Report, as a bare number, how many lines contain the string "screenshot".

::: Exercise material :::

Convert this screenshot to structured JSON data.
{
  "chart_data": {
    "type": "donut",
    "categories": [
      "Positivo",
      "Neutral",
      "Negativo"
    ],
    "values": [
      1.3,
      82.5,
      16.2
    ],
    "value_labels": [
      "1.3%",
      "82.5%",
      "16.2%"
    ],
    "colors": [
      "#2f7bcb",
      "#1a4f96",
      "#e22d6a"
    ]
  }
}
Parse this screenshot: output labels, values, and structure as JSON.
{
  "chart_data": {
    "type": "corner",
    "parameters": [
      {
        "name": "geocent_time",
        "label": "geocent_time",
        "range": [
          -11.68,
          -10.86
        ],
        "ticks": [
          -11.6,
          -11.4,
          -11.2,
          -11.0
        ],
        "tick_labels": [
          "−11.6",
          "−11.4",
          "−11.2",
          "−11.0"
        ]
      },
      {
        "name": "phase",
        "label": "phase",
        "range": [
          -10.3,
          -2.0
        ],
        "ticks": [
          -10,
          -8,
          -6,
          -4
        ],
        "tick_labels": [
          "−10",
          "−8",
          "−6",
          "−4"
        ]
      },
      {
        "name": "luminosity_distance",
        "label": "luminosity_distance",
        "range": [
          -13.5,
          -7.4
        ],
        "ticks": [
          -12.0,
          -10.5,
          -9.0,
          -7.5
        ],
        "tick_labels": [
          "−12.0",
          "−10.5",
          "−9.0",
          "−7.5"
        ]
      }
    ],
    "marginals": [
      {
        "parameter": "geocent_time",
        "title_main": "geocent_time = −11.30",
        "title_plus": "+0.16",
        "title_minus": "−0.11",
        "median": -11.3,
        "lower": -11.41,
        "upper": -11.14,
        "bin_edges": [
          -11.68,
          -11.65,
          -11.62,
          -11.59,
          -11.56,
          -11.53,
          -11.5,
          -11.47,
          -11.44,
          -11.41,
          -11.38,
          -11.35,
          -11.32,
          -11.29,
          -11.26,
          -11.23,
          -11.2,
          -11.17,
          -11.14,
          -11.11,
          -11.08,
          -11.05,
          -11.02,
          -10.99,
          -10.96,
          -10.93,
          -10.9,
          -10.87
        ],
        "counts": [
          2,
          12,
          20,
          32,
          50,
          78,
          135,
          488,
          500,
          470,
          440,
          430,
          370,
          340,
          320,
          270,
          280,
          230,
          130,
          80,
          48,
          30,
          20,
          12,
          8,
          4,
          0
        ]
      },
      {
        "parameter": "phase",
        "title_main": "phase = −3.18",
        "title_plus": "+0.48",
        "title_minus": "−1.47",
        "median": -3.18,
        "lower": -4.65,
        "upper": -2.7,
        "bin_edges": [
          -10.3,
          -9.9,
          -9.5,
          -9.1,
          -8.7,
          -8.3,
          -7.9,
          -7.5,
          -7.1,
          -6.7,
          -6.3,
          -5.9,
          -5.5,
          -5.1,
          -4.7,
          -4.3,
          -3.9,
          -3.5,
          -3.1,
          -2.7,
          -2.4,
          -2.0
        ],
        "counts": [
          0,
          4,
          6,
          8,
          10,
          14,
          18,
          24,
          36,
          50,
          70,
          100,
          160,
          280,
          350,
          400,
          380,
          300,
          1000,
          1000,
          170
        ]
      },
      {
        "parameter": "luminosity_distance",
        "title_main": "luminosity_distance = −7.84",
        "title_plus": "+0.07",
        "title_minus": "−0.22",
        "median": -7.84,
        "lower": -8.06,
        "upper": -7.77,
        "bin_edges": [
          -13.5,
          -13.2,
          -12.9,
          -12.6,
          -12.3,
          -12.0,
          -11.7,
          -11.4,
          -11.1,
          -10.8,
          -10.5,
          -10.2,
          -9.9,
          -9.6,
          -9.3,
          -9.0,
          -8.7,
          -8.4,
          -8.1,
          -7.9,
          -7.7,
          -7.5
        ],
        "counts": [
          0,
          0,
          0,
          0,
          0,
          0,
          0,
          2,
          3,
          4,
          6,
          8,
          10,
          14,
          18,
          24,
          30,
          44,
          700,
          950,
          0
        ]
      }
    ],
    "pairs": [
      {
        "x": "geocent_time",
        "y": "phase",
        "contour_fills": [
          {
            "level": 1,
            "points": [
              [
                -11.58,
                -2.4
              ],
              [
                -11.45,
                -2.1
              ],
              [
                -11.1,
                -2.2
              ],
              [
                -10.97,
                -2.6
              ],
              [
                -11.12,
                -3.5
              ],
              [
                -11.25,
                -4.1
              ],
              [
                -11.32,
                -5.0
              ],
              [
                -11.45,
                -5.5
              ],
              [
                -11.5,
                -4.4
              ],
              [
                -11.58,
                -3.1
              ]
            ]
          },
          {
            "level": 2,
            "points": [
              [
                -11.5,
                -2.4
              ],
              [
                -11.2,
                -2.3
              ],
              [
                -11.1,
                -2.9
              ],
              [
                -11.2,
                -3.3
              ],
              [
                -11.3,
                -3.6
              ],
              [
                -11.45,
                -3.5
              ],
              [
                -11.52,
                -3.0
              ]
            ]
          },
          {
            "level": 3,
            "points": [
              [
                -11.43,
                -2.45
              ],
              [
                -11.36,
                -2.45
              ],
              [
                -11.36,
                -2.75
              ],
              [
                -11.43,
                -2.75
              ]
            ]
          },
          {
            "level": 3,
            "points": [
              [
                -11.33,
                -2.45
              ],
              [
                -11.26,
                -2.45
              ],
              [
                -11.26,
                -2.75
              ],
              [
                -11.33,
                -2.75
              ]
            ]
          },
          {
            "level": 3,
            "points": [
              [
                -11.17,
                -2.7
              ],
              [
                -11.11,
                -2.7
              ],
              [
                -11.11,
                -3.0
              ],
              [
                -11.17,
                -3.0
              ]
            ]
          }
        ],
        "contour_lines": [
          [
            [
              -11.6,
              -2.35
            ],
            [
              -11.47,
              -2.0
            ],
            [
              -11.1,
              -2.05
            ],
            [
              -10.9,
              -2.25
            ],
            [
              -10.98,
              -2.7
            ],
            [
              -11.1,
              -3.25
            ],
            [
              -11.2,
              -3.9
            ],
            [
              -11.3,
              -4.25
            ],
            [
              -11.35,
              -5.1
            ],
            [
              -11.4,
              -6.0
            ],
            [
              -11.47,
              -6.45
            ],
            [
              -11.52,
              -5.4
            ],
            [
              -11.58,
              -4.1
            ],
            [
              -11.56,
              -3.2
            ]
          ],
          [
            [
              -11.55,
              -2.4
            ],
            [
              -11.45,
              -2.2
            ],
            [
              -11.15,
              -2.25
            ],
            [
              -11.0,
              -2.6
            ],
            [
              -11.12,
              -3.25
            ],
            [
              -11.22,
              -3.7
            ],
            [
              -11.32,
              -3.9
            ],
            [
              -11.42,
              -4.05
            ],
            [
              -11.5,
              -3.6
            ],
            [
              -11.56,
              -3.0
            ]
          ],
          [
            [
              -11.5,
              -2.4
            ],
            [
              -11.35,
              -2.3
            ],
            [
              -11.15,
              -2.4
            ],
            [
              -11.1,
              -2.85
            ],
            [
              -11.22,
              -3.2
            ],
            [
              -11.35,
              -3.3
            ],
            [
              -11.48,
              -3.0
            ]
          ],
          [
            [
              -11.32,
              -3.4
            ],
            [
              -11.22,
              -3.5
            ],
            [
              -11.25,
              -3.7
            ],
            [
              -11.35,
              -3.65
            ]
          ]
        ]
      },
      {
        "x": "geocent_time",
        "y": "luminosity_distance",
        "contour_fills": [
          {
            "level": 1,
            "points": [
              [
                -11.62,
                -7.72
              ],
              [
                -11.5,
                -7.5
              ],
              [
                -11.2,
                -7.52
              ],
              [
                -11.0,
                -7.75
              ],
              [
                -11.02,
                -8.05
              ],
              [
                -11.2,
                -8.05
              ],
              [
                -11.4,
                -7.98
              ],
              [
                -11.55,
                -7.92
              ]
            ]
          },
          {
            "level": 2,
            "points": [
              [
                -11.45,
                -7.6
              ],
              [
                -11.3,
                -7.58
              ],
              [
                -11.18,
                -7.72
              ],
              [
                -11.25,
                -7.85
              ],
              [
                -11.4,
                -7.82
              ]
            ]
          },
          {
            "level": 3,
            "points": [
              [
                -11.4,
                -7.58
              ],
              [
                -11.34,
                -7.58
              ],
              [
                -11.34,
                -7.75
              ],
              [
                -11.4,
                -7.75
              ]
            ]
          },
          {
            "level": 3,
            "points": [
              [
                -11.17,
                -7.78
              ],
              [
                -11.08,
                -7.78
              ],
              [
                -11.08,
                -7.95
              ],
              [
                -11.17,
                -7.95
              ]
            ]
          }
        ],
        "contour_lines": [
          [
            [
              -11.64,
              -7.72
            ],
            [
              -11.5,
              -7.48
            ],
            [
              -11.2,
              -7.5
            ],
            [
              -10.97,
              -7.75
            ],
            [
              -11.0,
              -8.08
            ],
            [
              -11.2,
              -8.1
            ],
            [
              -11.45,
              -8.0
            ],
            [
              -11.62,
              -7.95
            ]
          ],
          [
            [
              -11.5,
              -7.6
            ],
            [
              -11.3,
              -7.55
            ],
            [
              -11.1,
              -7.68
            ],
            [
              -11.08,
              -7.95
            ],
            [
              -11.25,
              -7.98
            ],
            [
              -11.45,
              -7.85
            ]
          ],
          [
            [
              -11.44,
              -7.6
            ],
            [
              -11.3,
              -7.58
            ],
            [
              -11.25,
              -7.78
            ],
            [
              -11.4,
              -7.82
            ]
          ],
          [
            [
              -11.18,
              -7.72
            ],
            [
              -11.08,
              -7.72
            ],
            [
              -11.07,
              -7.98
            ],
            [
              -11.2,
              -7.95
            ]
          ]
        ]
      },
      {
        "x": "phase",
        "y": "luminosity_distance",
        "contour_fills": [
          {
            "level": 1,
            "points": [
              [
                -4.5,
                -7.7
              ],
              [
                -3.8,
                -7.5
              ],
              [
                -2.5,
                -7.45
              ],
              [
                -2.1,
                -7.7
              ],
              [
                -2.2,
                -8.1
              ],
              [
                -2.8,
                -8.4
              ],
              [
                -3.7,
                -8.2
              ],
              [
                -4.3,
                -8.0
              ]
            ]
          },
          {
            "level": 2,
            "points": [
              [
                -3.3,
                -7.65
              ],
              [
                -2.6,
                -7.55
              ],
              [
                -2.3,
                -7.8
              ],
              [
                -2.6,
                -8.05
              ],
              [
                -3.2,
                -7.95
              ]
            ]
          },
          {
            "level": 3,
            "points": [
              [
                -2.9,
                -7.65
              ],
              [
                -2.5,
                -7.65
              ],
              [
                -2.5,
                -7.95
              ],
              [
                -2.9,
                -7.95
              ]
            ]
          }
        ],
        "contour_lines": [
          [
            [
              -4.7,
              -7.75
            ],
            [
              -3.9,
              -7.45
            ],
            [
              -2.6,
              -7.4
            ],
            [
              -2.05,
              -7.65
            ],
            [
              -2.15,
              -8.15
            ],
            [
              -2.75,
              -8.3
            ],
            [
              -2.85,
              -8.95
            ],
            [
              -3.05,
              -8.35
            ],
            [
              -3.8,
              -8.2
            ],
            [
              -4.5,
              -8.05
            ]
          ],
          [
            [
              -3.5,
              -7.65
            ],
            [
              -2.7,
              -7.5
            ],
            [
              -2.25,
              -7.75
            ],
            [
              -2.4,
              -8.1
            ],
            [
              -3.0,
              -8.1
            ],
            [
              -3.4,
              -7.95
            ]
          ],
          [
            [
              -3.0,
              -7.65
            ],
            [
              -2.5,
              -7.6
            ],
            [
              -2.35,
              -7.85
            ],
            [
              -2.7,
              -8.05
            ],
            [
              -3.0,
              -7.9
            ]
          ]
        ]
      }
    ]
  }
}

:::

Completed exercise:
2